Take each line that has the word "Aquæ" and return it.
BEGIN
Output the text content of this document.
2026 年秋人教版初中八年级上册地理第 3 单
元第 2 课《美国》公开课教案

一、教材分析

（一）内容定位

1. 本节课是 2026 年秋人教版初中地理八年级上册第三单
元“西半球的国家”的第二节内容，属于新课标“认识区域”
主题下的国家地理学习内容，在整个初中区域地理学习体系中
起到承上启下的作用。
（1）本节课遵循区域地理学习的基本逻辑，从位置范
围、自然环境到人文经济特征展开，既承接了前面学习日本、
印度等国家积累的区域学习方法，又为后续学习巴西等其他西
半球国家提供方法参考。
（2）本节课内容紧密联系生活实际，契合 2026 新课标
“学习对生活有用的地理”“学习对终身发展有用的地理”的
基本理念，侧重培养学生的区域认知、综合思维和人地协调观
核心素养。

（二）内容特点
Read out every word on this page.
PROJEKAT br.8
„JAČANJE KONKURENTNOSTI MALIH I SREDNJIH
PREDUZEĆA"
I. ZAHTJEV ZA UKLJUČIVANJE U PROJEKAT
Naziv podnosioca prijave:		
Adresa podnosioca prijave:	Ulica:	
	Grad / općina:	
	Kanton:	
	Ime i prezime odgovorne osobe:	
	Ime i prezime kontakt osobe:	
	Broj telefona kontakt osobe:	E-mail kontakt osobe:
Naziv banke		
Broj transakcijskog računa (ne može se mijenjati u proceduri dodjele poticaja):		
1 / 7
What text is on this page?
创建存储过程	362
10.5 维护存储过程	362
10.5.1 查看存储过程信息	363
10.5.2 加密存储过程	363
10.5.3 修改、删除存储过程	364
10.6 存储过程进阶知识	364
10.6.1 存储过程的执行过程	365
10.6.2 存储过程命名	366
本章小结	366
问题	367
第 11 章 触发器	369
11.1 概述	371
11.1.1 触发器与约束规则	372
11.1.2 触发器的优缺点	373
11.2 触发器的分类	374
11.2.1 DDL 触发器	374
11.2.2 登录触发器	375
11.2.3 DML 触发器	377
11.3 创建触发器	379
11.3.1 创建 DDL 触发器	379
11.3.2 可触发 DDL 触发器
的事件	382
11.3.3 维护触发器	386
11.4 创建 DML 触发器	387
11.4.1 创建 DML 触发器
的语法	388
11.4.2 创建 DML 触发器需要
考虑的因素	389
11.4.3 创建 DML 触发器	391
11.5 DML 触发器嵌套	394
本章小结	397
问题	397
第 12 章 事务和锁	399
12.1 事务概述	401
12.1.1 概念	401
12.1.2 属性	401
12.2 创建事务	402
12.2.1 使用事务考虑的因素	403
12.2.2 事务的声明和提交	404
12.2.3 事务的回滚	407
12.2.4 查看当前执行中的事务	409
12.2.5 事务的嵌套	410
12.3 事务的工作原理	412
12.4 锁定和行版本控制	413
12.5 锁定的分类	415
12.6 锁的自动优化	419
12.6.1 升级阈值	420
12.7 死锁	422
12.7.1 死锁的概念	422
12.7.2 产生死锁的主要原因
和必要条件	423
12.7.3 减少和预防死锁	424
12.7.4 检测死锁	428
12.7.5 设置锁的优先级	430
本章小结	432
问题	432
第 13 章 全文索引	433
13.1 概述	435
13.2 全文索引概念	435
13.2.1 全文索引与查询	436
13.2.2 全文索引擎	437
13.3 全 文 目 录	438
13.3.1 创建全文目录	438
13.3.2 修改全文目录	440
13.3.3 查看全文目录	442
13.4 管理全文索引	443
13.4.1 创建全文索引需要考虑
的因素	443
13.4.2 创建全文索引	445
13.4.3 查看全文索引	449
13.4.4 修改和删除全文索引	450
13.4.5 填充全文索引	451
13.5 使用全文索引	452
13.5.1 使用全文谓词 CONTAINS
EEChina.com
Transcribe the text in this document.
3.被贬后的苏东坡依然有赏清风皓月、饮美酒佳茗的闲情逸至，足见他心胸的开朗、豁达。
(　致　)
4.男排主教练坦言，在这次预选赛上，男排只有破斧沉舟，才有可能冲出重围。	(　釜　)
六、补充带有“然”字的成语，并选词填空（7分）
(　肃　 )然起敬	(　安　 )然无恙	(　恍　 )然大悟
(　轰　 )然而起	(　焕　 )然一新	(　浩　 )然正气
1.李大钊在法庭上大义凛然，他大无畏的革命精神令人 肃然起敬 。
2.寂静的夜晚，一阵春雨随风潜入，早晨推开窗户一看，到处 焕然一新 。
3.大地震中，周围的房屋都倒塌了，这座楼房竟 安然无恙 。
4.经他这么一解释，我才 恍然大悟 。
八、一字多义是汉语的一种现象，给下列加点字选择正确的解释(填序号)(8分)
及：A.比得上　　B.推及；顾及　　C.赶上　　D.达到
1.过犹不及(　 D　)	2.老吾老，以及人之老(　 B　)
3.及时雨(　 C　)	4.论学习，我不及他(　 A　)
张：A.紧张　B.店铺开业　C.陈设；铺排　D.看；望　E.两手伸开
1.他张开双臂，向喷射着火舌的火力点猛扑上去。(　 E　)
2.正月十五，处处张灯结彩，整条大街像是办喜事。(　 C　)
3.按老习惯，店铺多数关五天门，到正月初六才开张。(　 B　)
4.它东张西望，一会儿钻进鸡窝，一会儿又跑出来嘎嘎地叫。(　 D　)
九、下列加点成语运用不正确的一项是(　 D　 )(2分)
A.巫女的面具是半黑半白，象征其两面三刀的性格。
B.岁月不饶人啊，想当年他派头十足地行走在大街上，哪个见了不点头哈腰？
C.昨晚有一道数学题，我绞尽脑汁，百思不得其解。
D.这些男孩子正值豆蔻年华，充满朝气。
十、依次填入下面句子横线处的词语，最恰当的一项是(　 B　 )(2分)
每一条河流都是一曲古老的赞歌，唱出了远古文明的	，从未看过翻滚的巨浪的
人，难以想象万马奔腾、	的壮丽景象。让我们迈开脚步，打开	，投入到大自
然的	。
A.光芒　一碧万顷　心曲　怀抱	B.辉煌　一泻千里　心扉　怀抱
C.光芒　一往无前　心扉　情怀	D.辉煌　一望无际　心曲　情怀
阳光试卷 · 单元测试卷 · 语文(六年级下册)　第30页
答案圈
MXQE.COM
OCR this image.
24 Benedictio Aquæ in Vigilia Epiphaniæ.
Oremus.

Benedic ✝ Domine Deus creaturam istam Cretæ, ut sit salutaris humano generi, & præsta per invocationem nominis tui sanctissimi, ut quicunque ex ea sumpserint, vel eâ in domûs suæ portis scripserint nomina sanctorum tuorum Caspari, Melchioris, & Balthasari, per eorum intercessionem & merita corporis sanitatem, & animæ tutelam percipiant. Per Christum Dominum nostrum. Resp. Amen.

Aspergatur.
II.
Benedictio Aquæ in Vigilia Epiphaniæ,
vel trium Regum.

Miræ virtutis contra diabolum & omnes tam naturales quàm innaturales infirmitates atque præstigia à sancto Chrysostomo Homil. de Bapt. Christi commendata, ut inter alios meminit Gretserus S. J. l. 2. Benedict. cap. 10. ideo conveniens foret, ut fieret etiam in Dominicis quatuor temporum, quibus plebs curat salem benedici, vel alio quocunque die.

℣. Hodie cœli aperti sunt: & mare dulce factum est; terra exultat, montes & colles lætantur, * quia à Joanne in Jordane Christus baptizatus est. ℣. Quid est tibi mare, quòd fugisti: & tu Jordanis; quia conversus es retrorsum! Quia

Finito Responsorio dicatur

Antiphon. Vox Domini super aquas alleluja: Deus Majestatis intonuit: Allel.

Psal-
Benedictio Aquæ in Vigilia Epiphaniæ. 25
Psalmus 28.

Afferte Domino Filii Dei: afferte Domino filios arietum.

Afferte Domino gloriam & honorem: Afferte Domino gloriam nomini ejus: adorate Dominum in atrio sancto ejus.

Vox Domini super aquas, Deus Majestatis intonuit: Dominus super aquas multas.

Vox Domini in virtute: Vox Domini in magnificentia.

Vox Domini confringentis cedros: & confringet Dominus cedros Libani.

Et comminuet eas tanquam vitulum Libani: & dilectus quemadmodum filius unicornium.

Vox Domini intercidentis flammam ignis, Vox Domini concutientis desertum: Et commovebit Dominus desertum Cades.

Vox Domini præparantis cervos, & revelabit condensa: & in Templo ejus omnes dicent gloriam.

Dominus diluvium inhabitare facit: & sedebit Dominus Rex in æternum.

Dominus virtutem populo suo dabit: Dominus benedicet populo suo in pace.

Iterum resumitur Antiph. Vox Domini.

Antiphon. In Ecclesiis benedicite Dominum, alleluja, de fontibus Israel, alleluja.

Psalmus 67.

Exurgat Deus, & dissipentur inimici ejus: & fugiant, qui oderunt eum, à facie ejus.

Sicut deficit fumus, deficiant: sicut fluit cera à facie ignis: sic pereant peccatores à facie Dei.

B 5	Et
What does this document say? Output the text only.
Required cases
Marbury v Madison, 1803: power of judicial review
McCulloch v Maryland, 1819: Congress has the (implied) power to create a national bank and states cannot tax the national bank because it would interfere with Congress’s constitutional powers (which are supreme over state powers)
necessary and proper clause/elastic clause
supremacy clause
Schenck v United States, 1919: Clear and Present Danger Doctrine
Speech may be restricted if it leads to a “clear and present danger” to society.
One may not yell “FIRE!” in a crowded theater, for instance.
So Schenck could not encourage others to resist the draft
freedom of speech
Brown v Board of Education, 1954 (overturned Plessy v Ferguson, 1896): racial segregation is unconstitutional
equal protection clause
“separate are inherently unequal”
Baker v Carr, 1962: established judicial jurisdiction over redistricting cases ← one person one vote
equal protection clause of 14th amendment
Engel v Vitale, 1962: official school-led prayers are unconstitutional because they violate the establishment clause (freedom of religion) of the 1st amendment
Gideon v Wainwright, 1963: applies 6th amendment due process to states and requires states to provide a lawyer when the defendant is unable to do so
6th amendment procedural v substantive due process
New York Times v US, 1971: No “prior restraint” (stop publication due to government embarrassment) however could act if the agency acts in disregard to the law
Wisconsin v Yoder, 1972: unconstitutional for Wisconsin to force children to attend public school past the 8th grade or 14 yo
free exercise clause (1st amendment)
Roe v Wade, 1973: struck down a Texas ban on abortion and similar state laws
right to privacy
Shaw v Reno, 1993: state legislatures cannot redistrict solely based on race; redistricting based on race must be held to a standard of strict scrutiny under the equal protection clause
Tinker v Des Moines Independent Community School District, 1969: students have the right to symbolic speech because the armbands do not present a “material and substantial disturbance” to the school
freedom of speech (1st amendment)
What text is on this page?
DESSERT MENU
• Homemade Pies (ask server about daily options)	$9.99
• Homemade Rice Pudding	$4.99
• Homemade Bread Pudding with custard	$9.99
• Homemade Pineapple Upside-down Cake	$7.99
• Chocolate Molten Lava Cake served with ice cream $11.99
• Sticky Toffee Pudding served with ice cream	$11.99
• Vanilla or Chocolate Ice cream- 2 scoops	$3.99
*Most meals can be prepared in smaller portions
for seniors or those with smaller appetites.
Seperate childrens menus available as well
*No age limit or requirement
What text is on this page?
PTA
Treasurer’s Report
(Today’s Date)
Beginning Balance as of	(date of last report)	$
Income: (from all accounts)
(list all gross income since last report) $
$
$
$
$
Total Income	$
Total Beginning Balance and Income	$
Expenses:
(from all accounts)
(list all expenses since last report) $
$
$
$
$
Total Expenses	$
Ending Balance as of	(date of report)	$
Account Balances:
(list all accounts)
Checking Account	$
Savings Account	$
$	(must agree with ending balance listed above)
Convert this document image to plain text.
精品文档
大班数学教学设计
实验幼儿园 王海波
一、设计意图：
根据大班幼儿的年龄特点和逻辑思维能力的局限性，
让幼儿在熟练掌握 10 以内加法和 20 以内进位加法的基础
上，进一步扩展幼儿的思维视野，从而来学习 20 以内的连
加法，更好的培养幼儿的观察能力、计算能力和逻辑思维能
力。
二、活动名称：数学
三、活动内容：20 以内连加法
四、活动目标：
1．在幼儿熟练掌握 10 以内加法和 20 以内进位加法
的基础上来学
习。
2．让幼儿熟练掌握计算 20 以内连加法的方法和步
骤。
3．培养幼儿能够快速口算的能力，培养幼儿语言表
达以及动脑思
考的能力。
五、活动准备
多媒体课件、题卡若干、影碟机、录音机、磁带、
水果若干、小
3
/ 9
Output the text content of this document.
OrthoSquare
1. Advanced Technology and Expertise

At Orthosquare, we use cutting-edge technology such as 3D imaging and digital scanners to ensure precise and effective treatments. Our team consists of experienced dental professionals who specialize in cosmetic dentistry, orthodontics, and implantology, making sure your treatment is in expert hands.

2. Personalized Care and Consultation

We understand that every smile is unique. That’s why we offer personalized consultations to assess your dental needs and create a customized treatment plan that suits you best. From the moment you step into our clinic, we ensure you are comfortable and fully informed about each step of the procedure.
END
[FULL ANSWER]
24 Benedictio Aquæ in Vigilia Epiphaniæ.
Benedictio Aquæ in Vigilia Epiphaniæ,
Benedictio Aquæ in Vigilia Epiphaniæ. 25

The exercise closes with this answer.